Data extracted from a collection:
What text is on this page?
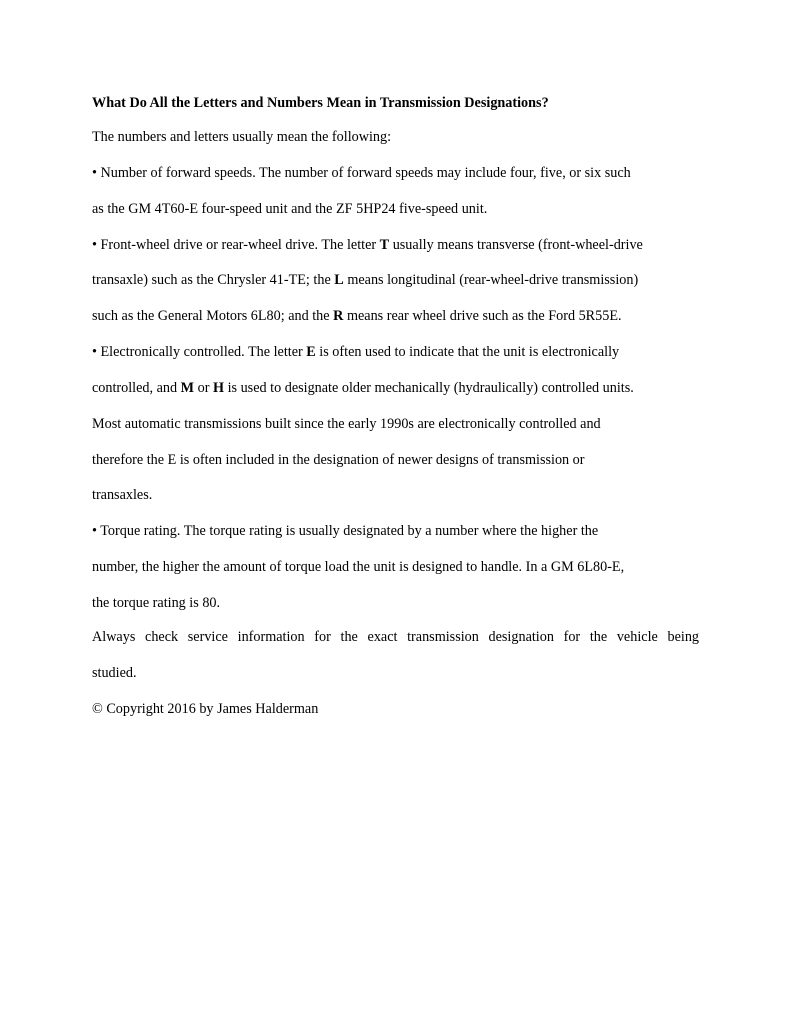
What Do All the Letters and Numbers Mean in Transmission Designations?
The numbers and letters usually mean the following:
• Number of forward speeds. The number of forward speeds may include four, five, or six such
as the GM 4T60-E four-speed unit and the ZF 5HP24 five-speed unit.
• Front-wheel drive or rear-wheel drive. The letter T usually means transverse (front-wheel-drive
transaxle) such as the Chrysler 41-TE; the L means longitudinal (rear-wheel-drive transmission)
such as the General Motors 6L80; and the R means rear wheel drive such as the Ford 5R55E.
• Electronically controlled. The letter E is often used to indicate that the unit is electronically
controlled, and M or H is used to designate older mechanically (hydraulically) controlled units.
Most automatic transmissions built since the early 1990s are electronically controlled and
therefore the E is often included in the designation of newer designs of transmission or
transaxles.
• Torque rating. The torque rating is usually designated by a number where the higher the
number, the higher the amount of torque load the unit is designed to handle. In a GM 6L80-E,
the torque rating is 80.
Always check service information for the exact transmission designation for the vehicle being
studied.
© Copyright 2016 by James Halderman
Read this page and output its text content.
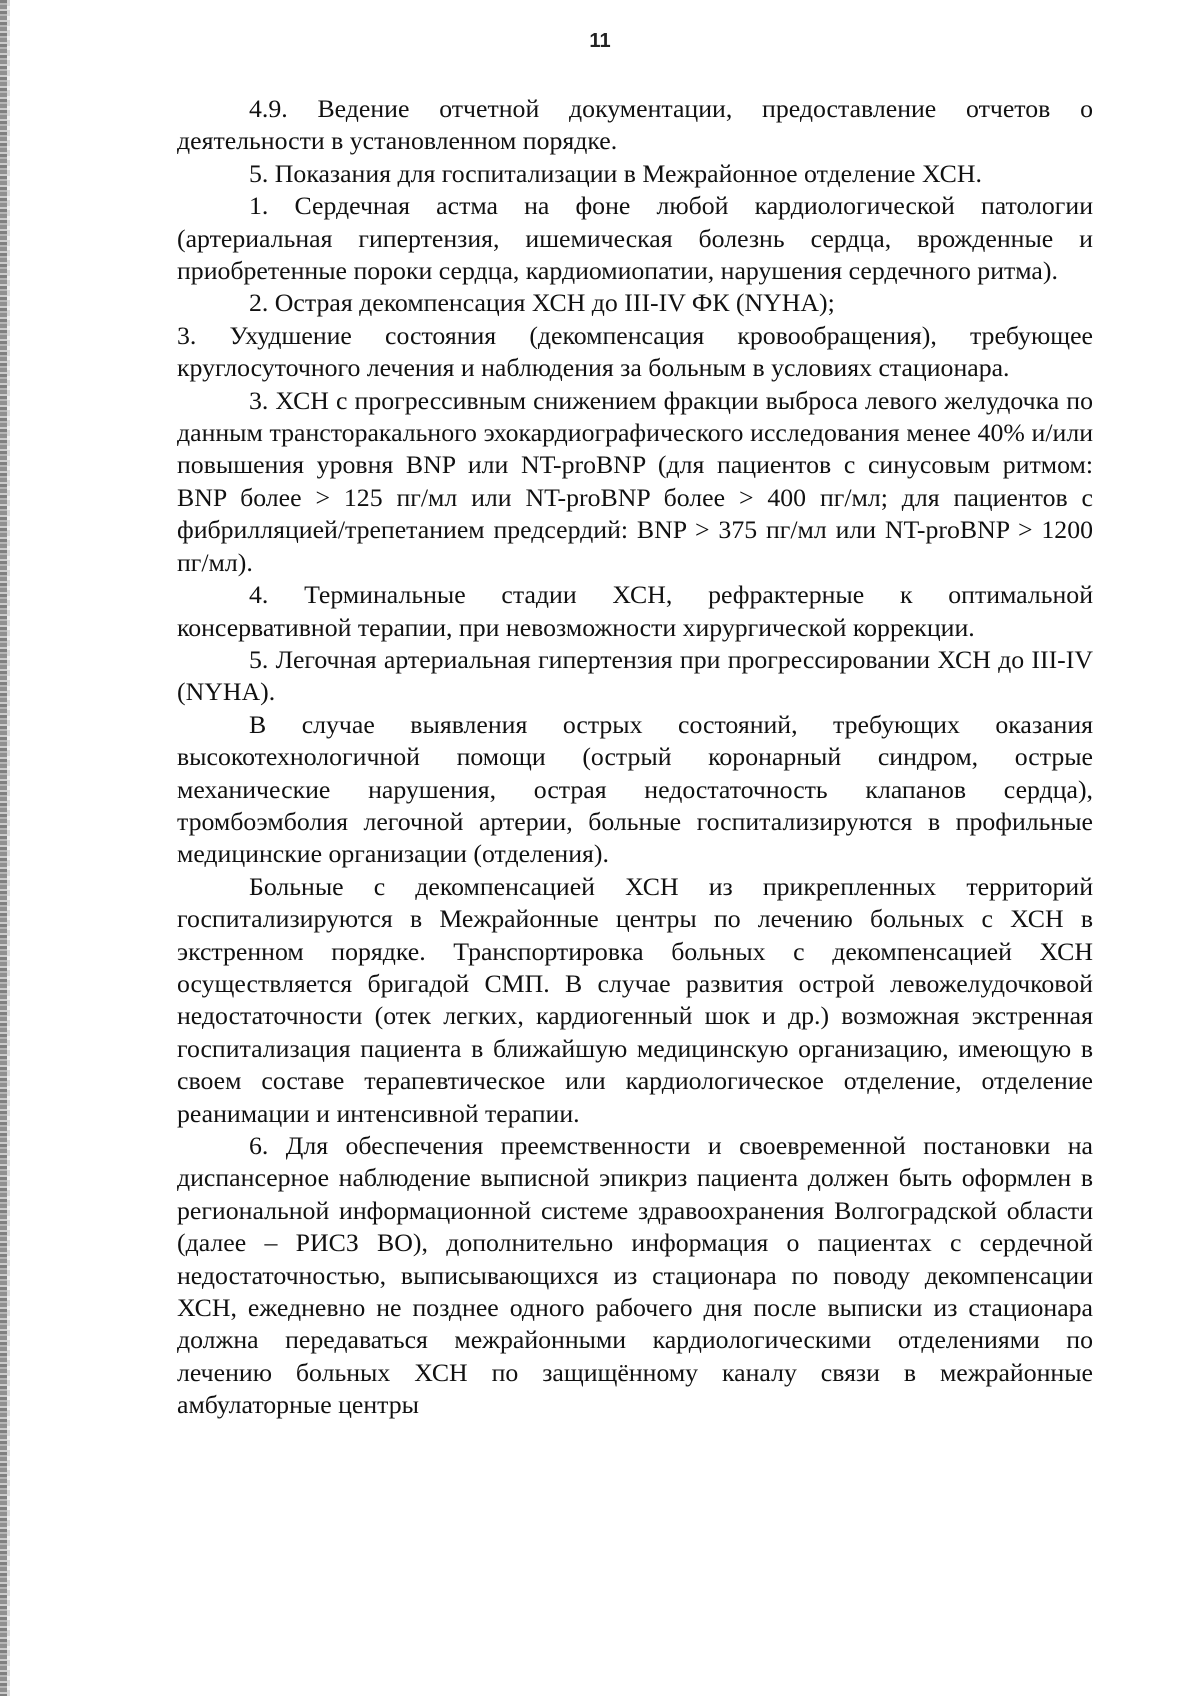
11

4.9. Ведение отчетной документации, предоставление отчетов о деятельности в установленном порядке.

5. Показания для госпитализации в Межрайонное отделение ХСН.

1. Сердечная астма на фоне любой кардиологической патологии (артериальная гипертензия, ишемическая болезнь сердца, врожденные и приобретенные пороки сердца, кардиомиопатии, нарушения сердечного ритма).

2. Острая декомпенсация ХСН до III-IV ФК (NYHA);

3. Ухудшение состояния (декомпенсация кровообращения), требующее круглосуточного лечения и наблюдения за больным в условиях стационара.

3. ХСН с прогрессивным снижением фракции выброса левого желудочка по данным трансторакального эхокардиографического исследования менее 40% и/или повышения уровня BNP или NT-proBNP (для пациентов с синусовым ритмом: BNP более > 125 пг/мл или NT-proBNP более > 400 пг/мл; для пациентов с фибрилляцией/трепетанием предсердий: BNP > 375 пг/мл или NT-proBNP > 1200 пг/мл).

4. Терминальные стадии ХСН, рефрактерные к оптимальной консервативной терапии, при невозможности хирургической коррекции.

5. Легочная артериальная гипертензия при прогрессировании ХСН до III-IV (NYHA).

В случае выявления острых состояний, требующих оказания высокотехнологичной помощи (острый коронарный синдром, острые механические нарушения, острая недостаточность клапанов сердца), тромбоэмболия легочной артерии, больные госпитализируются в профильные медицинские организации (отделения).

Больные с декомпенсацией ХСН из прикрепленных территорий госпитализируются в Межрайонные центры по лечению больных с ХСН в экстренном порядке. Транспортировка больных с декомпенсацией ХСН осуществляется бригадой СМП. В случае развития острой левожелудочковой недостаточности (отек легких, кардиогенный шок и др.) возможная экстренная госпитализация пациента в ближайшую медицинскую организацию, имеющую в своем составе терапевтическое или кардиологическое отделение, отделение реанимации и интенсивной терапии.

6. Для обеспечения преемственности и своевременной постановки на диспансерное наблюдение выписной эпикриз пациента должен быть оформлен в региональной информационной системе здравоохранения Волгоградской области (далее – РИСЗ ВО), дополнительно информация о пациентах с сердечной недостаточностью, выписывающихся из стационара по поводу декомпенсации ХСН, ежедневно не позднее одного рабочего дня после выписки из стационара должна передаваться межрайонными кардиологическими отделениями по лечению больных ХСН по защищённому каналу связи в межрайонные амбулаторные центры
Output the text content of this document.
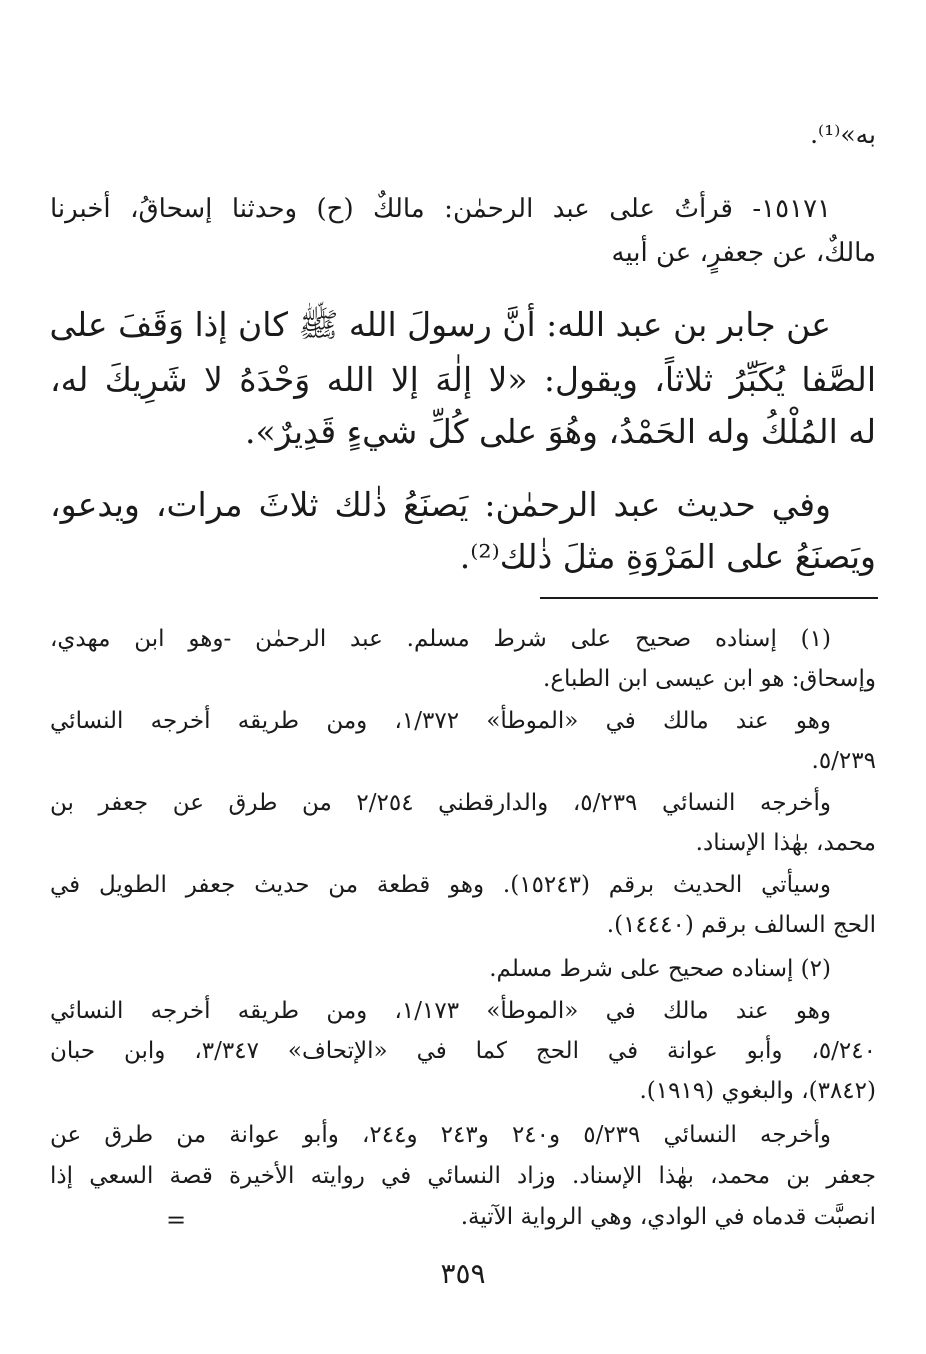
به»⁽¹⁾.
١٥١٧١- قرأتُ على عبد الرحمٰن: مالكٌ (ح) وحدثنا إسحاقُ، أخبرنا
مالكٌ، عن جعفرٍ، عن أبيه
عن جابر بن عبد الله: أنَّ رسولَ الله ﷺ كان إذا وَقَفَ على
الصَّفا يُكَبِّرُ ثلاثاً، ويقول: «لا إلٰهَ إلا الله وَحْدَهُ لا شَرِيكَ له،
له المُلْكُ وله الحَمْدُ، وهُوَ على كُلِّ شيءٍ قَدِيرٌ».
وفي حديث عبد الرحمٰن: يَصنَعُ ذٰلك ثلاثَ مرات، ويدعو،
ويَصنَعُ على المَرْوَةِ مثلَ ذٰلك⁽²⁾.
(١) إسناده صحيح على شرط مسلم. عبد الرحمٰن -وهو ابن مهدي،
وإسحاق: هو ابن عيسى ابن الطباع.
وهو عند مالك في «الموطأ» ١/٣٧٢، ومن طريقه أخرجه النسائي
٥/٢٣٩.
وأخرجه النسائي ٥/٢٣٩، والدارقطني ٢/٢٥٤ من طرق عن جعفر بن
محمد، بهٰذا الإسناد.
وسيأتي الحديث برقم (١٥٢٤٣). وهو قطعة من حديث جعفر الطويل في
الحج السالف برقم (١٤٤٤٠).
(٢) إسناده صحيح على شرط مسلم.
وهو عند مالك في «الموطأ» ١/١٧٣، ومن طريقه أخرجه النسائي
٥/٢٤٠، وأبو عوانة في الحج كما في «الإتحاف» ٣/٣٤٧، وابن حبان
(٣٨٤٢)، والبغوي (١٩١٩).
وأخرجه النسائي ٥/٢٣٩ و٢٤٠ و٢٤٣ و٢٤٤، وأبو عوانة من طرق عن
جعفر بن محمد، بهٰذا الإسناد. وزاد النسائي في روايته الأخيرة قصة السعي إذا
انصبَّت قدماه في الوادي، وهي الرواية الآتية.
=
٣٥٩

## Task goal:
Identify which lines contain the word "عوانة" and copy each one.

## Task output:
٥/٢٤٠، وأبو عوانة في الحج كما في «الإتحاف» ٣/٣٤٧، وابن حبان
وأخرجه النسائي ٥/٢٣٩ و٢٤٠ و٢٤٣ و٢٤٤، وأبو عوانة من طرق عن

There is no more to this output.